+++ Data supplied +++
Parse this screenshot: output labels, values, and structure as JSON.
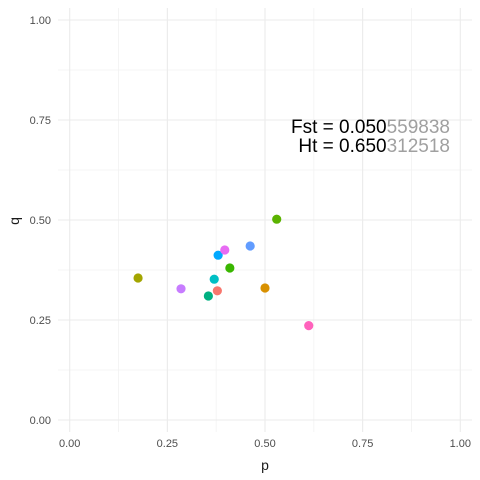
{
  "chart_data": {
    "type": "scatter",
    "title": "",
    "xlabel": "p",
    "ylabel": "q",
    "xlim": [
      -0.03,
      1.03
    ],
    "ylim": [
      -0.03,
      1.03
    ],
    "x_ticks": [
      0.0,
      0.25,
      0.5,
      0.75,
      1.0
    ],
    "x_tick_labels": [
      "0.00",
      "0.25",
      "0.50",
      "0.75",
      "1.00"
    ],
    "y_ticks": [
      0.0,
      0.25,
      0.5,
      0.75,
      1.0
    ],
    "y_tick_labels": [
      "0.00",
      "0.25",
      "0.50",
      "0.75",
      "1.00"
    ],
    "grid": true,
    "legend": "none",
    "points": [
      {
        "x": 0.175,
        "y": 0.355,
        "color": "#a3a500"
      },
      {
        "x": 0.285,
        "y": 0.328,
        "color": "#c77cff"
      },
      {
        "x": 0.355,
        "y": 0.31,
        "color": "#00b081"
      },
      {
        "x": 0.37,
        "y": 0.352,
        "color": "#00bfc4"
      },
      {
        "x": 0.378,
        "y": 0.323,
        "color": "#f8766d"
      },
      {
        "x": 0.38,
        "y": 0.412,
        "color": "#00a9ff"
      },
      {
        "x": 0.397,
        "y": 0.425,
        "color": "#e76bf3"
      },
      {
        "x": 0.41,
        "y": 0.38,
        "color": "#39b600"
      },
      {
        "x": 0.462,
        "y": 0.435,
        "color": "#619cff"
      },
      {
        "x": 0.5,
        "y": 0.33,
        "color": "#d89000"
      },
      {
        "x": 0.53,
        "y": 0.502,
        "color": "#5bb300"
      },
      {
        "x": 0.612,
        "y": 0.236,
        "color": "#ff62bc"
      }
    ],
    "annotations": [
      {
        "label": "Fst = ",
        "value_bold": "0.050",
        "value_faded": "559838"
      },
      {
        "label": "Ht = ",
        "value_bold": "0.650",
        "value_faded": "312518"
      }
    ],
    "annotation_colors": {
      "primary": "#000000",
      "faded": "#a0a0a0"
    }
  }
}
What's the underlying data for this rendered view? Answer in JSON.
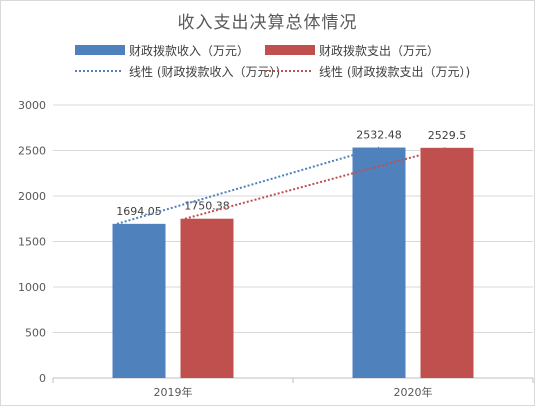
{
  "chart_data": {
    "type": "bar",
    "title": "收入支出决算总体情况",
    "categories": [
      "2019年",
      "2020年"
    ],
    "series": [
      {
        "name": "财政拨款收入（万元）",
        "values": [
          1694.05,
          2532.48
        ],
        "color": "#4f81bd"
      },
      {
        "name": "财政拨款支出（万元）",
        "values": [
          1750.38,
          2529.5
        ],
        "color": "#c0504d"
      }
    ],
    "value_labels": [
      [
        "1694.05",
        "2532.48"
      ],
      [
        "1750.38",
        "2529.5"
      ]
    ],
    "trendlines": [
      {
        "name": "线性 (财政拨款收入（万元）)",
        "series_index": 0,
        "style": "dotted",
        "color": "#4f81bd"
      },
      {
        "name": "线性 (财政拨款支出（万元）)",
        "series_index": 1,
        "style": "dotted",
        "color": "#c0504d"
      }
    ],
    "ylim": [
      0,
      3000
    ],
    "yticks": [
      0,
      500,
      1000,
      1500,
      2000,
      2500,
      3000
    ],
    "grid": true,
    "legend": "top"
  }
}
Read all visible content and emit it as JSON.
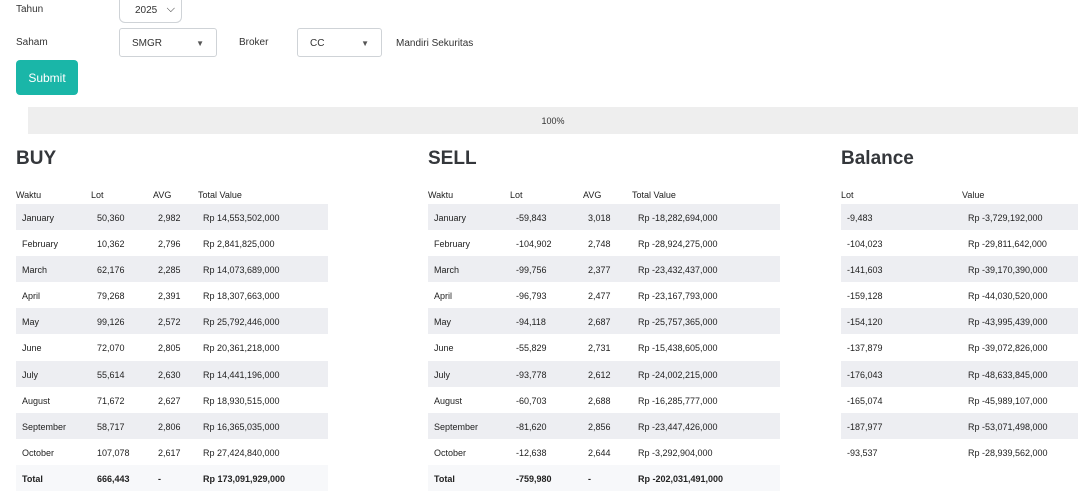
{
  "filters": {
    "tahun_label": "Tahun",
    "tahun_value": "2025",
    "saham_label": "Saham",
    "saham_value": "SMGR",
    "broker_label": "Broker",
    "broker_value": "CC",
    "broker_name": "Mandiri Sekuritas"
  },
  "submit_label": "Submit",
  "progress": {
    "value": 1.0,
    "text": "100%"
  },
  "buy": {
    "title": "BUY",
    "headers": [
      "Waktu",
      "Lot",
      "AVG",
      "Total Value"
    ],
    "rows": [
      [
        "January",
        "50,360",
        "2,982",
        "Rp 14,553,502,000"
      ],
      [
        "February",
        "10,362",
        "2,796",
        "Rp 2,841,825,000"
      ],
      [
        "March",
        "62,176",
        "2,285",
        "Rp 14,073,689,000"
      ],
      [
        "April",
        "79,268",
        "2,391",
        "Rp 18,307,663,000"
      ],
      [
        "May",
        "99,126",
        "2,572",
        "Rp 25,792,446,000"
      ],
      [
        "June",
        "72,070",
        "2,805",
        "Rp 20,361,218,000"
      ],
      [
        "July",
        "55,614",
        "2,630",
        "Rp 14,441,196,000"
      ],
      [
        "August",
        "71,672",
        "2,627",
        "Rp 18,930,515,000"
      ],
      [
        "September",
        "58,717",
        "2,806",
        "Rp 16,365,035,000"
      ],
      [
        "October",
        "107,078",
        "2,617",
        "Rp 27,424,840,000"
      ]
    ],
    "total": [
      "Total",
      "666,443",
      "-",
      "Rp 173,091,929,000"
    ]
  },
  "sell": {
    "title": "SELL",
    "headers": [
      "Waktu",
      "Lot",
      "AVG",
      "Total Value"
    ],
    "rows": [
      [
        "January",
        "-59,843",
        "3,018",
        "Rp -18,282,694,000"
      ],
      [
        "February",
        "-104,902",
        "2,748",
        "Rp -28,924,275,000"
      ],
      [
        "March",
        "-99,756",
        "2,377",
        "Rp -23,432,437,000"
      ],
      [
        "April",
        "-96,793",
        "2,477",
        "Rp -23,167,793,000"
      ],
      [
        "May",
        "-94,118",
        "2,687",
        "Rp -25,757,365,000"
      ],
      [
        "June",
        "-55,829",
        "2,731",
        "Rp -15,438,605,000"
      ],
      [
        "July",
        "-93,778",
        "2,612",
        "Rp -24,002,215,000"
      ],
      [
        "August",
        "-60,703",
        "2,688",
        "Rp -16,285,777,000"
      ],
      [
        "September",
        "-81,620",
        "2,856",
        "Rp -23,447,426,000"
      ],
      [
        "October",
        "-12,638",
        "2,644",
        "Rp -3,292,904,000"
      ]
    ],
    "total": [
      "Total",
      "-759,980",
      "-",
      "Rp -202,031,491,000"
    ]
  },
  "balance": {
    "title": "Balance",
    "headers": [
      "Lot",
      "Value"
    ],
    "rows": [
      [
        "-9,483",
        "Rp -3,729,192,000"
      ],
      [
        "-104,023",
        "Rp -29,811,642,000"
      ],
      [
        "-141,603",
        "Rp -39,170,390,000"
      ],
      [
        "-159,128",
        "Rp -44,030,520,000"
      ],
      [
        "-154,120",
        "Rp -43,995,439,000"
      ],
      [
        "-137,879",
        "Rp -39,072,826,000"
      ],
      [
        "-176,043",
        "Rp -48,633,845,000"
      ],
      [
        "-165,074",
        "Rp -45,989,107,000"
      ],
      [
        "-187,977",
        "Rp -53,071,498,000"
      ],
      [
        "-93,537",
        "Rp -28,939,562,000"
      ]
    ]
  }
}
+++
## [Task to complete]
Using the data above, write out every line exactly, leaving the images behind.

## [Answer to this exercise]
Parse this screenshot: output labels, values, and structure as JSON.
{
  "chart_data": {
    "type": "scatter",
    "title": "",
    "xlabel": "p",
    "ylabel": "q",
    "xlim": [
      -0.03,
      1.03
    ],
    "ylim": [
      -0.03,
      1.03
    ],
    "x_ticks": [
      0.0,
      0.25,
      0.5,
      0.75,
      1.0
    ],
    "x_tick_labels": [
      "0.00",
      "0.25",
      "0.50",
      "0.75",
      "1.00"
    ],
    "y_ticks": [
      0.0,
      0.25,
      0.5,
      0.75,
      1.0
    ],
    "y_tick_labels": [
      "0.00",
      "0.25",
      "0.50",
      "0.75",
      "1.00"
    ],
    "grid": true,
    "legend": "none",
    "points": [
      {
        "x": 0.175,
        "y": 0.355,
        "color": "#a3a500"
      },
      {
        "x": 0.285,
        "y": 0.328,
        "color": "#c77cff"
      },
      {
        "x": 0.355,
        "y": 0.31,
        "color": "#00b081"
      },
      {
        "x": 0.37,
        "y": 0.352,
        "color": "#00bfc4"
      },
      {
        "x": 0.378,
        "y": 0.323,
        "color": "#f8766d"
      },
      {
        "x": 0.38,
        "y": 0.412,
        "color": "#00a9ff"
      },
      {
        "x": 0.397,
        "y": 0.425,
        "color": "#e76bf3"
      },
      {
        "x": 0.41,
        "y": 0.38,
        "color": "#39b600"
      },
      {
        "x": 0.462,
        "y": 0.435,
        "color": "#619cff"
      },
      {
        "x": 0.5,
        "y": 0.33,
        "color": "#d89000"
      },
      {
        "x": 0.53,
        "y": 0.502,
        "color": "#5bb300"
      },
      {
        "x": 0.612,
        "y": 0.236,
        "color": "#ff62bc"
      }
    ],
    "annotations": [
      {
        "label": "Fst = ",
        "value_bold": "0.050",
        "value_faded": "559838"
      },
      {
        "label": "Ht = ",
        "value_bold": "0.650",
        "value_faded": "312518"
      }
    ],
    "annotation_colors": {
      "primary": "#000000",
      "faded": "#a0a0a0"
    }
  }
}
What's the underlying data for this rendered view? Answer in JSON.
{
  "chart_data": {
    "type": "bar",
    "title": "收入支出决算总体情况",
    "categories": [
      "2019年",
      "2020年"
    ],
    "series": [
      {
        "name": "财政拨款收入（万元）",
        "values": [
          1694.05,
          2532.48
        ],
        "color": "#4f81bd"
      },
      {
        "name": "财政拨款支出（万元）",
        "values": [
          1750.38,
          2529.5
        ],
        "color": "#c0504d"
      }
    ],
    "value_labels": [
      [
        "1694.05",
        "2532.48"
      ],
      [
        "1750.38",
        "2529.5"
      ]
    ],
    "trendlines": [
      {
        "name": "线性 (财政拨款收入（万元）)",
        "series_index": 0,
        "style": "dotted",
        "color": "#4f81bd"
      },
      {
        "name": "线性 (财政拨款支出（万元）)",
        "series_index": 1,
        "style": "dotted",
        "color": "#c0504d"
      }
    ],
    "ylim": [
      0,
      3000
    ],
    "yticks": [
      0,
      500,
      1000,
      1500,
      2000,
      2500,
      3000
    ],
    "grid": true,
    "legend": "top"
  }
}
Read all visible content and emit it as JSON.
{
  "filters": {
    "tahun_label": "Tahun",
    "tahun_value": "2025",
    "saham_label": "Saham",
    "saham_value": "SMGR",
    "broker_label": "Broker",
    "broker_value": "CC",
    "broker_name": "Mandiri Sekuritas"
  },
  "submit_label": "Submit",
  "progress": {
    "value": 1.0,
    "text": "100%"
  },
  "buy": {
    "title": "BUY",
    "headers": [
      "Waktu",
      "Lot",
      "AVG",
      "Total Value"
    ],
    "rows": [
      [
        "January",
        "50,360",
        "2,982",
        "Rp 14,553,502,000"
      ],
      [
        "February",
        "10,362",
        "2,796",
        "Rp 2,841,825,000"
      ],
      [
        "March",
        "62,176",
        "2,285",
        "Rp 14,073,689,000"
      ],
      [
        "April",
        "79,268",
        "2,391",
        "Rp 18,307,663,000"
      ],
      [
        "May",
        "99,126",
        "2,572",
        "Rp 25,792,446,000"
      ],
      [
        "June",
        "72,070",
        "2,805",
        "Rp 20,361,218,000"
      ],
      [
        "July",
        "55,614",
        "2,630",
        "Rp 14,441,196,000"
      ],
      [
        "August",
        "71,672",
        "2,627",
        "Rp 18,930,515,000"
      ],
      [
        "September",
        "58,717",
        "2,806",
        "Rp 16,365,035,000"
      ],
      [
        "October",
        "107,078",
        "2,617",
        "Rp 27,424,840,000"
      ]
    ],
    "total": [
      "Total",
      "666,443",
      "-",
      "Rp 173,091,929,000"
    ]
  },
  "sell": {
    "title": "SELL",
    "headers": [
      "Waktu",
      "Lot",
      "AVG",
      "Total Value"
    ],
    "rows": [
      [
        "January",
        "-59,843",
        "3,018",
        "Rp -18,282,694,000"
      ],
      [
        "February",
        "-104,902",
        "2,748",
        "Rp -28,924,275,000"
      ],
      [
        "March",
        "-99,756",
        "2,377",
        "Rp -23,432,437,000"
      ],
      [
        "April",
        "-96,793",
        "2,477",
        "Rp -23,167,793,000"
      ],
      [
        "May",
        "-94,118",
        "2,687",
        "Rp -25,757,365,000"
      ],
      [
        "June",
        "-55,829",
        "2,731",
        "Rp -15,438,605,000"
      ],
      [
        "July",
        "-93,778",
        "2,612",
        "Rp -24,002,215,000"
      ],
      [
        "August",
        "-60,703",
        "2,688",
        "Rp -16,285,777,000"
      ],
      [
        "September",
        "-81,620",
        "2,856",
        "Rp -23,447,426,000"
      ],
      [
        "October",
        "-12,638",
        "2,644",
        "Rp -3,292,904,000"
      ]
    ],
    "total": [
      "Total",
      "-759,980",
      "-",
      "Rp -202,031,491,000"
    ]
  },
  "balance": {
    "title": "Balance",
    "headers": [
      "Lot",
      "Value"
    ],
    "rows": [
      [
        "-9,483",
        "Rp -3,729,192,000"
      ],
      [
        "-104,023",
        "Rp -29,811,642,000"
      ],
      [
        "-141,603",
        "Rp -39,170,390,000"
      ],
      [
        "-159,128",
        "Rp -44,030,520,000"
      ],
      [
        "-154,120",
        "Rp -43,995,439,000"
      ],
      [
        "-137,879",
        "Rp -39,072,826,000"
      ],
      [
        "-176,043",
        "Rp -48,633,845,000"
      ],
      [
        "-165,074",
        "Rp -45,989,107,000"
      ],
      [
        "-187,977",
        "Rp -53,071,498,000"
      ],
      [
        "-93,537",
        "Rp -28,939,562,000"
      ]
    ]
  }
}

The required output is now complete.